## START

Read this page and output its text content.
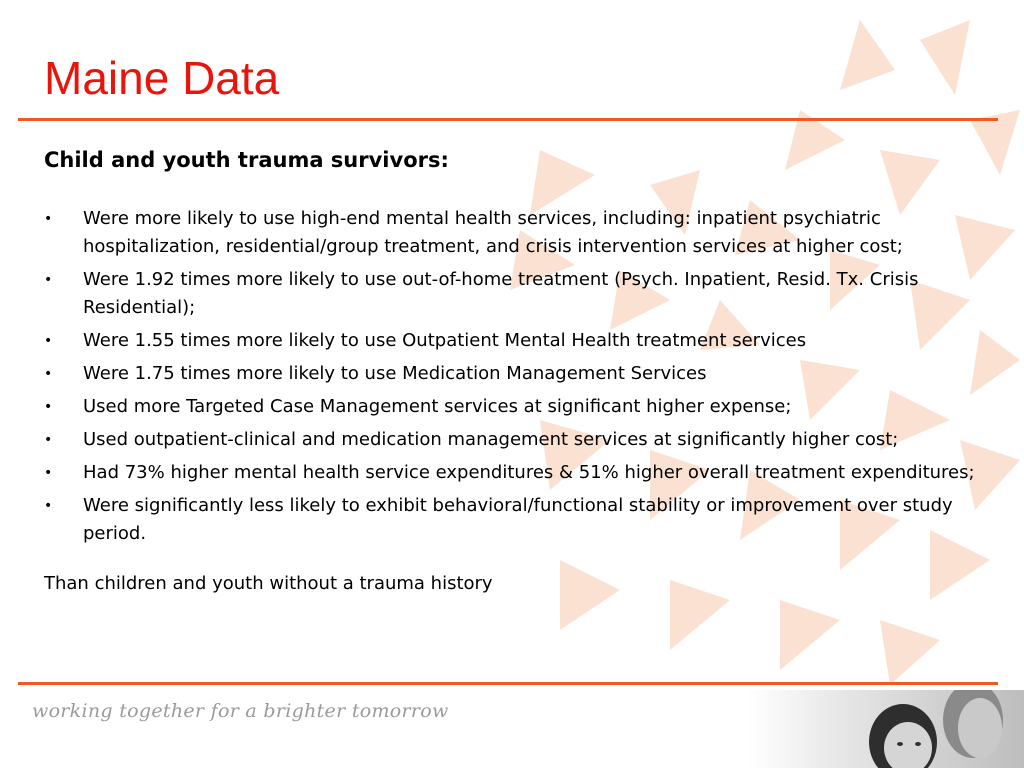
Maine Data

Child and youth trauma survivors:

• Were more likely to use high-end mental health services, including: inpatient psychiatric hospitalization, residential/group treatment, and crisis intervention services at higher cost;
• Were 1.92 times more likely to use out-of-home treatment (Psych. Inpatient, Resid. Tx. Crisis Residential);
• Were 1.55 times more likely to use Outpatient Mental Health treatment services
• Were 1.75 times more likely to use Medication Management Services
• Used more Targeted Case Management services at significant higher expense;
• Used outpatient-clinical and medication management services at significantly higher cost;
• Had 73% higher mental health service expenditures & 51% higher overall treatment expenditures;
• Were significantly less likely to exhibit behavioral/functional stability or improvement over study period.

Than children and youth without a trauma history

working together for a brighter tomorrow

## END
## START

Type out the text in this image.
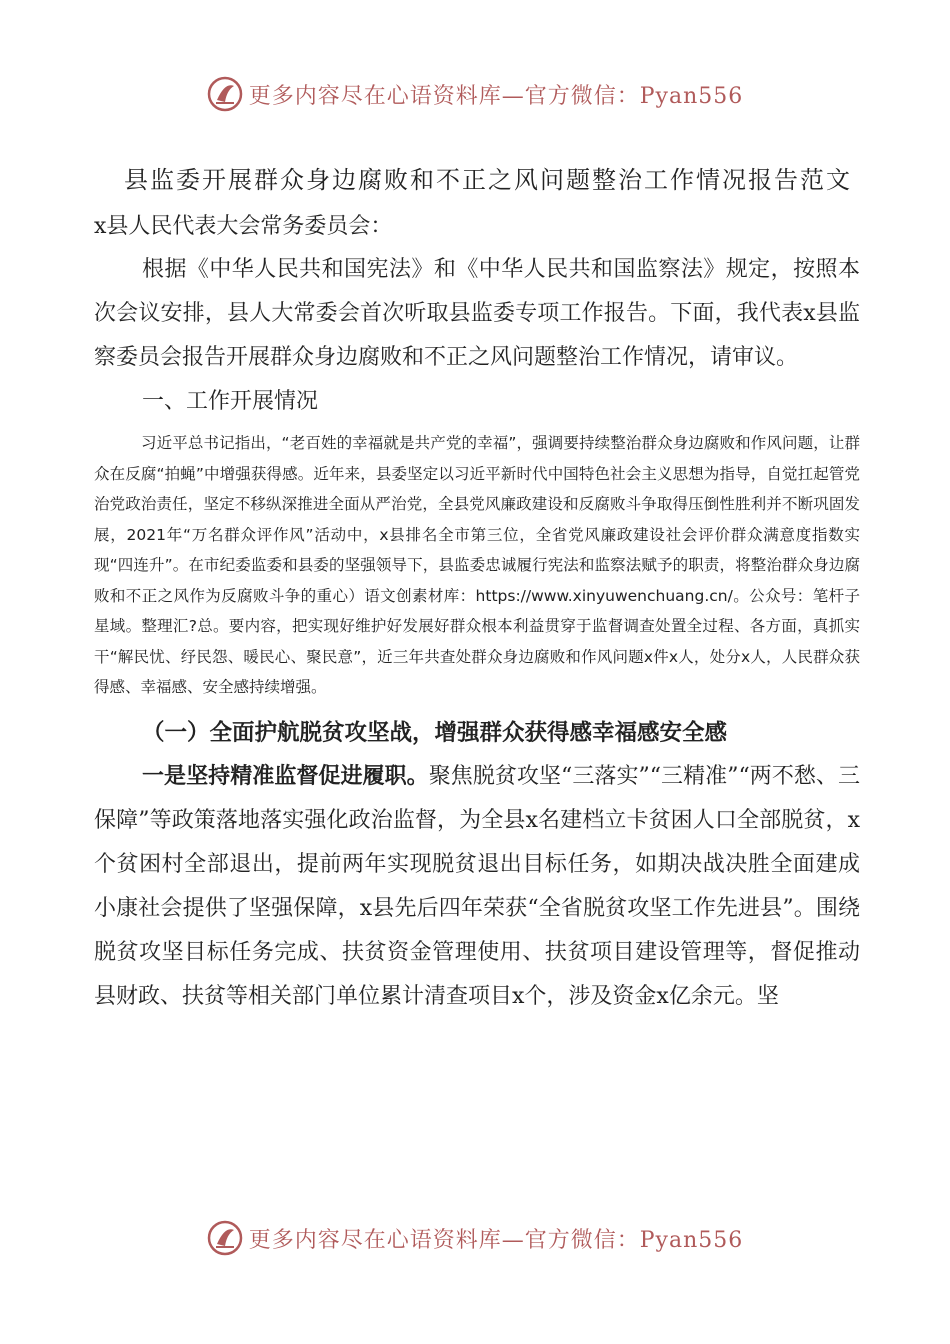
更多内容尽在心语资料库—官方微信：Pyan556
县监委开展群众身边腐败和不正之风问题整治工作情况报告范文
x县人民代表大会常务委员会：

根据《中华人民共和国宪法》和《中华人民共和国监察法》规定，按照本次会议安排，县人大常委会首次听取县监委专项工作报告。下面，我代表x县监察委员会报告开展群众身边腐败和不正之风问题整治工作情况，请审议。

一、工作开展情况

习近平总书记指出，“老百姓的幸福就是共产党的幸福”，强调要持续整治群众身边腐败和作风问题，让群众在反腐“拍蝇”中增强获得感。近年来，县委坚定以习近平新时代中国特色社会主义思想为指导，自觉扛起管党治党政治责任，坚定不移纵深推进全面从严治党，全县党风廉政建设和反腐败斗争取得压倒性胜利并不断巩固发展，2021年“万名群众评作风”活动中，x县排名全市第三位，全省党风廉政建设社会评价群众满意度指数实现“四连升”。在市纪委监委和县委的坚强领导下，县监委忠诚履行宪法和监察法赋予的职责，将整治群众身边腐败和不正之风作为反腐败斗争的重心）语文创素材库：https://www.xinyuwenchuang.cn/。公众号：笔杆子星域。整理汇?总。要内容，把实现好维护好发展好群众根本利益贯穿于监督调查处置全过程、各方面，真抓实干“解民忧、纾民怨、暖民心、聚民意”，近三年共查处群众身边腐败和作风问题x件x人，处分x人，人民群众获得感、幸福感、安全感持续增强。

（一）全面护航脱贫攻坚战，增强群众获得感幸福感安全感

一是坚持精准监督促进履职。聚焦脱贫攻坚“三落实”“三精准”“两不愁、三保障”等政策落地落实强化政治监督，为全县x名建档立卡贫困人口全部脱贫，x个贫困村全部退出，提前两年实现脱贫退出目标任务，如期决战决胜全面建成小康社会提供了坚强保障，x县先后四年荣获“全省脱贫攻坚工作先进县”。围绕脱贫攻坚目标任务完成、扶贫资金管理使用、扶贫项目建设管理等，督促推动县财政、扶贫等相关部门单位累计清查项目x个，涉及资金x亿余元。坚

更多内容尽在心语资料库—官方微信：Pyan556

## END

Each line holding "youth" must be found and copied.

Child and youth trauma survivors:
Than children and youth without a trauma history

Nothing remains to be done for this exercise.